▶ [TASK REQUIREMENTS]: Which lines in the records below contain the word "isTrusted"? Copy each of them.

▶ [DATA LINES]:

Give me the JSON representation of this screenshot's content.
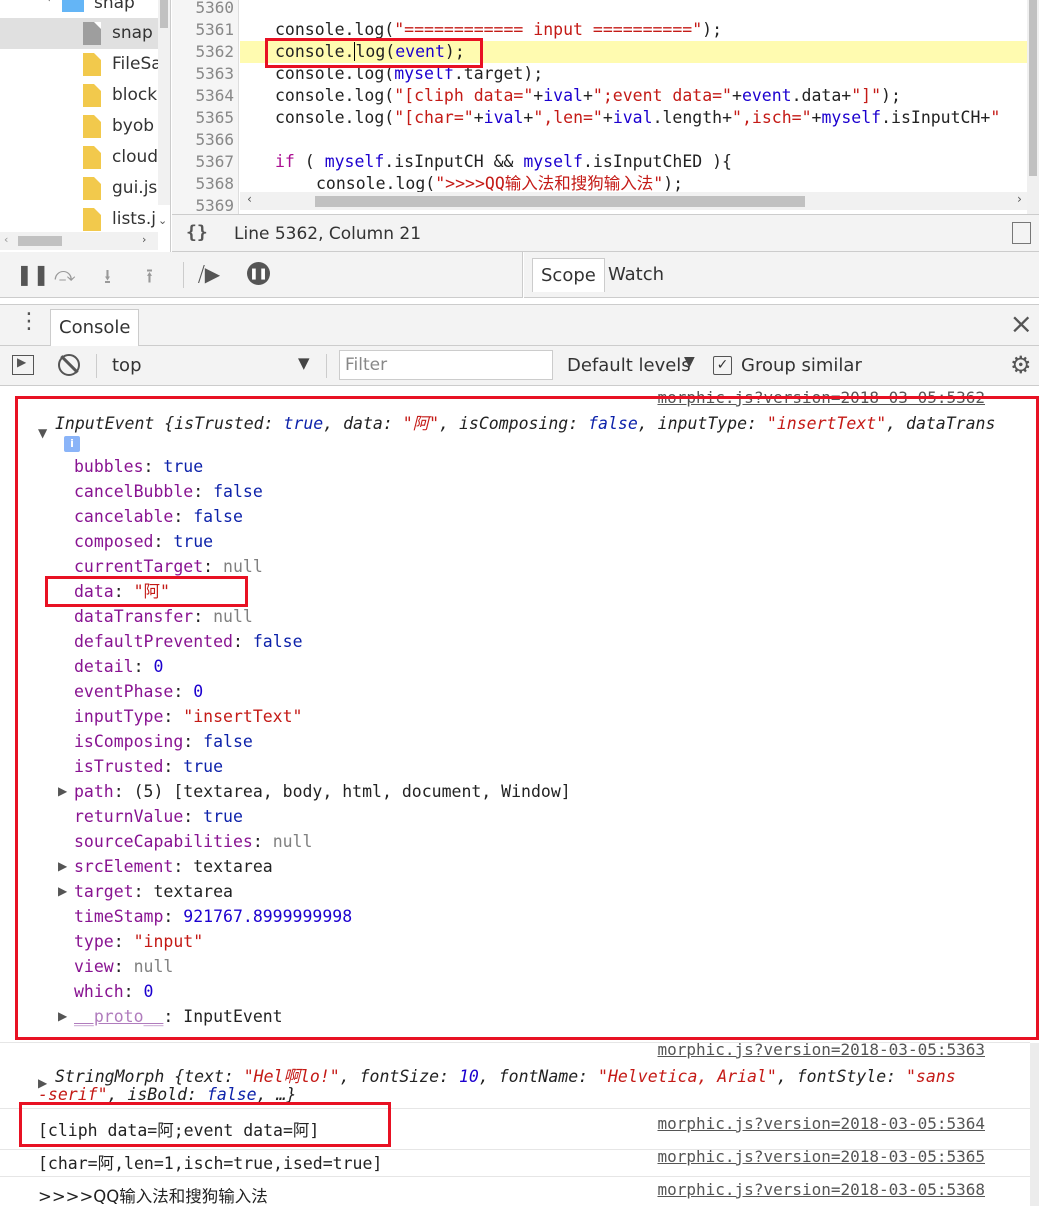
{
  "file_tree": {
    "folder": "snap",
    "items": [
      {
        "label": "snap",
        "selected": true,
        "icon": "file-icon-grey"
      },
      {
        "label": "FileSa",
        "icon": "js-file-icon"
      },
      {
        "label": "block",
        "icon": "js-file-icon"
      },
      {
        "label": "byob",
        "icon": "js-file-icon"
      },
      {
        "label": "cloud",
        "icon": "js-file-icon"
      },
      {
        "label": "gui.js",
        "icon": "js-file-icon"
      },
      {
        "label": "lists.j",
        "icon": "js-file-icon"
      }
    ]
  },
  "editor": {
    "line_numbers": [
      "5360",
      "5361",
      "5362",
      "5363",
      "5364",
      "5365",
      "5366",
      "5367",
      "5368",
      "5369"
    ],
    "highlighted_line": "5362"
  },
  "status_bar": {
    "pretty_print": "{}",
    "cursor_position": "Line 5362, Column 21"
  },
  "sidebar_tabs": {
    "scope": "Scope",
    "watch": "Watch"
  },
  "drawer": {
    "tab": "Console",
    "close": "×"
  },
  "console_toolbar": {
    "context": "top",
    "filter_placeholder": "Filter",
    "levels": "Default levels",
    "group_similar": "Group similar",
    "group_similar_checked": true
  },
  "console_messages": {
    "msg1_source": "morphic.js?version=2018-03-05:5362",
    "msg1_summary": "InputEvent {isTrusted: true, data: \"阿\", isComposing: false, inputType: \"insertText\", dataTrans",
    "msg1_properties": [
      {
        "key": "bubbles",
        "value": "true",
        "kind": "bool"
      },
      {
        "key": "cancelBubble",
        "value": "false",
        "kind": "bool"
      },
      {
        "key": "cancelable",
        "value": "false",
        "kind": "bool"
      },
      {
        "key": "composed",
        "value": "true",
        "kind": "bool"
      },
      {
        "key": "currentTarget",
        "value": "null",
        "kind": "null"
      },
      {
        "key": "data",
        "value": "\"阿\"",
        "kind": "str"
      },
      {
        "key": "dataTransfer",
        "value": "null",
        "kind": "null"
      },
      {
        "key": "defaultPrevented",
        "value": "false",
        "kind": "bool"
      },
      {
        "key": "detail",
        "value": "0",
        "kind": "num"
      },
      {
        "key": "eventPhase",
        "value": "0",
        "kind": "num"
      },
      {
        "key": "inputType",
        "value": "\"insertText\"",
        "kind": "str"
      },
      {
        "key": "isComposing",
        "value": "false",
        "kind": "bool"
      },
      {
        "key": "isTrusted",
        "value": "true",
        "kind": "bool"
      },
      {
        "key": "path",
        "value": "(5) [textarea, body, html, document, Window]",
        "kind": "obj",
        "expandable": true
      },
      {
        "key": "returnValue",
        "value": "true",
        "kind": "bool"
      },
      {
        "key": "sourceCapabilities",
        "value": "null",
        "kind": "null"
      },
      {
        "key": "srcElement",
        "value": "textarea",
        "kind": "obj",
        "expandable": true
      },
      {
        "key": "target",
        "value": "textarea",
        "kind": "obj",
        "expandable": true
      },
      {
        "key": "timeStamp",
        "value": "921767.8999999998",
        "kind": "num"
      },
      {
        "key": "type",
        "value": "\"input\"",
        "kind": "str"
      },
      {
        "key": "view",
        "value": "null",
        "kind": "null"
      },
      {
        "key": "which",
        "value": "0",
        "kind": "num"
      },
      {
        "key": "__proto__",
        "value": "InputEvent",
        "kind": "obj",
        "expandable": true,
        "dim": true
      }
    ],
    "msg2_source": "morphic.js?version=2018-03-05:5363",
    "msg2_line1": "StringMorph {text: \"Hel啊lo!\", fontSize: 10, fontName: \"Helvetica, Arial\", fontStyle: \"sans",
    "msg2_line2": "-serif\", isBold: false, …}",
    "msg3_source": "morphic.js?version=2018-03-05:5364",
    "msg3_text": "[cliph data=阿;event data=阿]",
    "msg4_source": "morphic.js?version=2018-03-05:5365",
    "msg4_text": "[char=阿,len=1,isch=true,ised=true]",
    "msg5_source": "morphic.js?version=2018-03-05:5368",
    "msg5_text": ">>>>QQ输入法和搜狗输入法"
  },
  "colors": {
    "highlight_line": "#fffbb0",
    "annotation_red": "#e81123",
    "string": "#c41a16",
    "keyword": "#aa0d91",
    "property_key": "#881391"
  }
}
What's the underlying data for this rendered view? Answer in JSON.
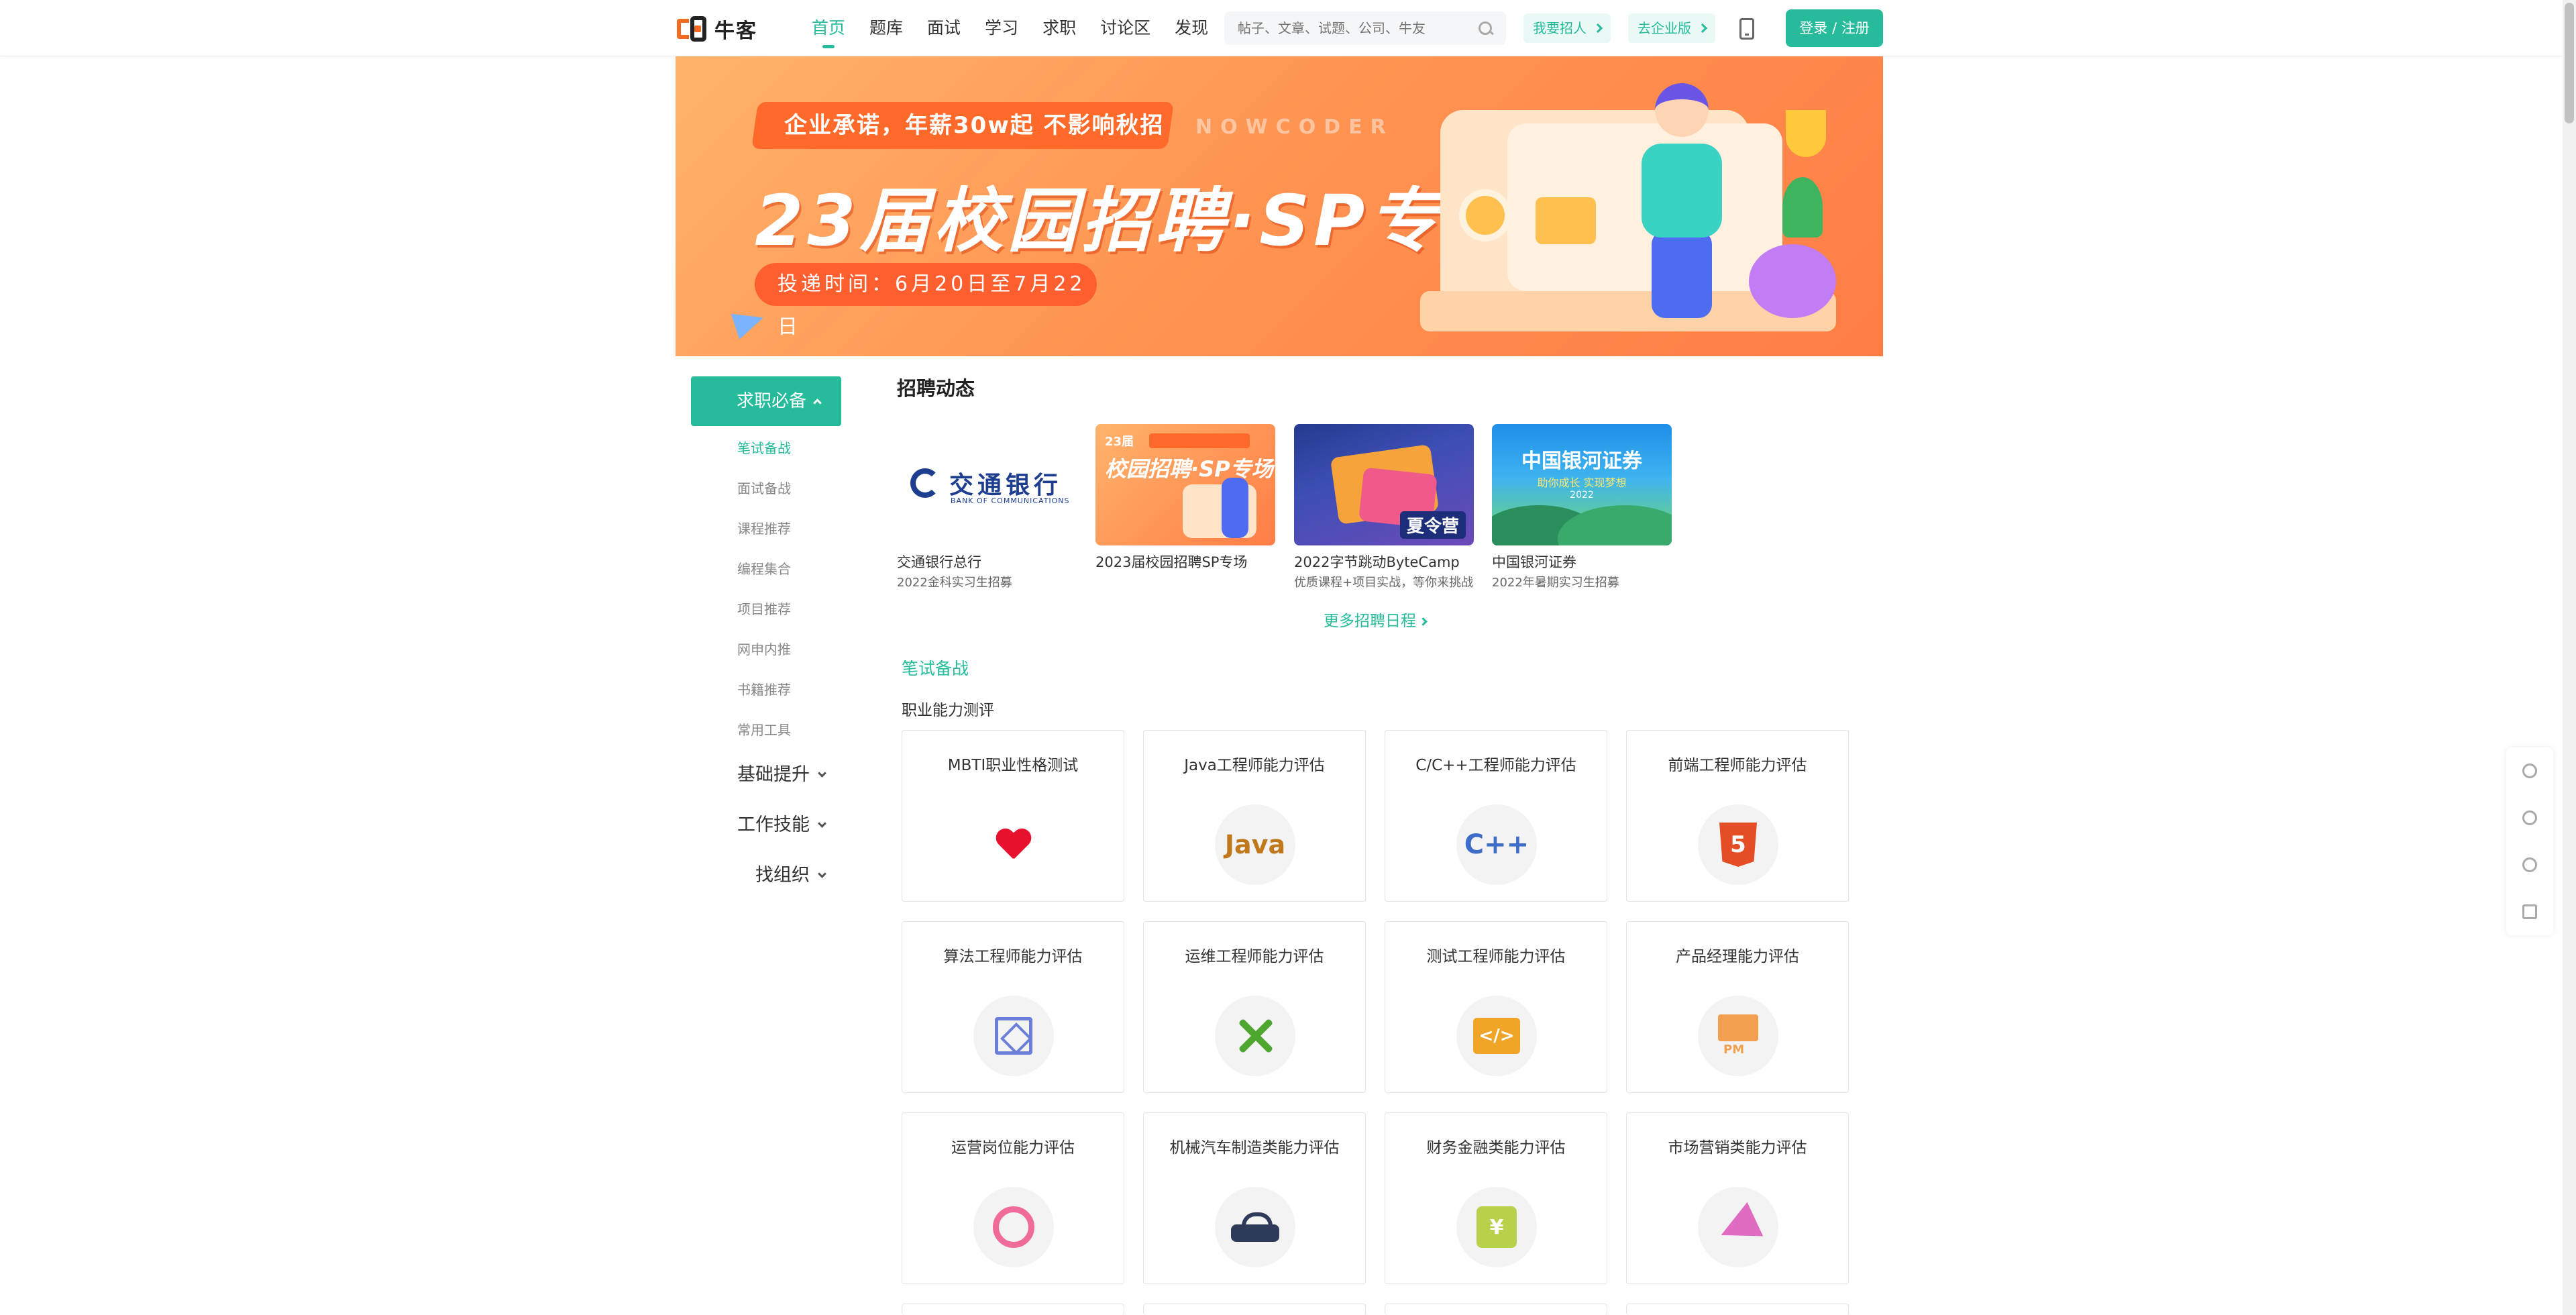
{
  "header": {
    "logo_text": "牛客",
    "nav": [
      "首页",
      "题库",
      "面试",
      "学习",
      "求职",
      "讨论区",
      "发现"
    ],
    "active_nav": "首页",
    "search_placeholder": "帖子、文章、试题、公司、牛友",
    "hire_label": "我要招人",
    "enterprise_label": "去企业版",
    "login_label": "登录 / 注册"
  },
  "banner": {
    "ribbon_text": "企业承诺，年薪30w起 不影响秋招",
    "brand_text": "NOWCODER",
    "title": "23届校园招聘·SP专场",
    "date_text": "投递时间：6月20日至7月22日"
  },
  "sidebar": {
    "main_label": "求职必备",
    "sub_items": [
      "笔试备战",
      "面试备战",
      "课程推荐",
      "编程集合",
      "项目推荐",
      "网申内推",
      "书籍推荐",
      "常用工具"
    ],
    "active_sub": "笔试备战",
    "groups": [
      "基础提升",
      "工作技能",
      "找组织"
    ]
  },
  "recruit": {
    "heading": "招聘动态",
    "cards": [
      {
        "name": "交通银行总行",
        "sub": "2022金科实习生招募",
        "logo_cn": "交通银行",
        "logo_en": "BANK OF COMMUNICATIONS"
      },
      {
        "name": "2023届校园招聘SP专场",
        "sub": "",
        "thumb_title": "校园招聘·SP专场",
        "thumb_tag": "23届"
      },
      {
        "name": "2022字节跳动ByteCamp",
        "sub": "优质课程+项目实战，等你来挑战",
        "thumb_tag": "夏令营"
      },
      {
        "name": "中国银河证券",
        "sub": "2022年暑期实习生招募",
        "thumb_title": "中国银河证券",
        "thumb_line": "助你成长 实现梦想",
        "thumb_year": "2022"
      }
    ],
    "more_label": "更多招聘日程"
  },
  "written": {
    "heading": "笔试备战",
    "subheading": "职业能力测评",
    "tiles": [
      {
        "label": "MBTI职业性格测试",
        "icon": "heart-icon"
      },
      {
        "label": "Java工程师能力评估",
        "icon": "java-icon",
        "glyph": "Java"
      },
      {
        "label": "C/C++工程师能力评估",
        "icon": "cpp-icon",
        "glyph": "C++"
      },
      {
        "label": "前端工程师能力评估",
        "icon": "html5-icon",
        "glyph": "5"
      },
      {
        "label": "算法工程师能力评估",
        "icon": "algorithm-icon"
      },
      {
        "label": "运维工程师能力评估",
        "icon": "wrench-icon"
      },
      {
        "label": "测试工程师能力评估",
        "icon": "code-icon",
        "glyph": "</>"
      },
      {
        "label": "产品经理能力评估",
        "icon": "pm-icon",
        "glyph": "PM"
      },
      {
        "label": "运营岗位能力评估",
        "icon": "operation-icon"
      },
      {
        "label": "机械汽车制造类能力评估",
        "icon": "machinery-icon"
      },
      {
        "label": "财务金融类能力评估",
        "icon": "money-icon",
        "glyph": "¥"
      },
      {
        "label": "市场营销类能力评估",
        "icon": "megaphone-icon"
      }
    ]
  },
  "colors": {
    "accent": "#25bb9b",
    "banner": "#ff8f4f"
  }
}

▶ [RESPONSE TO THE EXERCISE]:
    "msg1_summary": "InputEvent {isTrusted: true, data: \"阿\", isComposing: false, inputType: \"insertText\", dataTrans",
        "key": "isTrusted",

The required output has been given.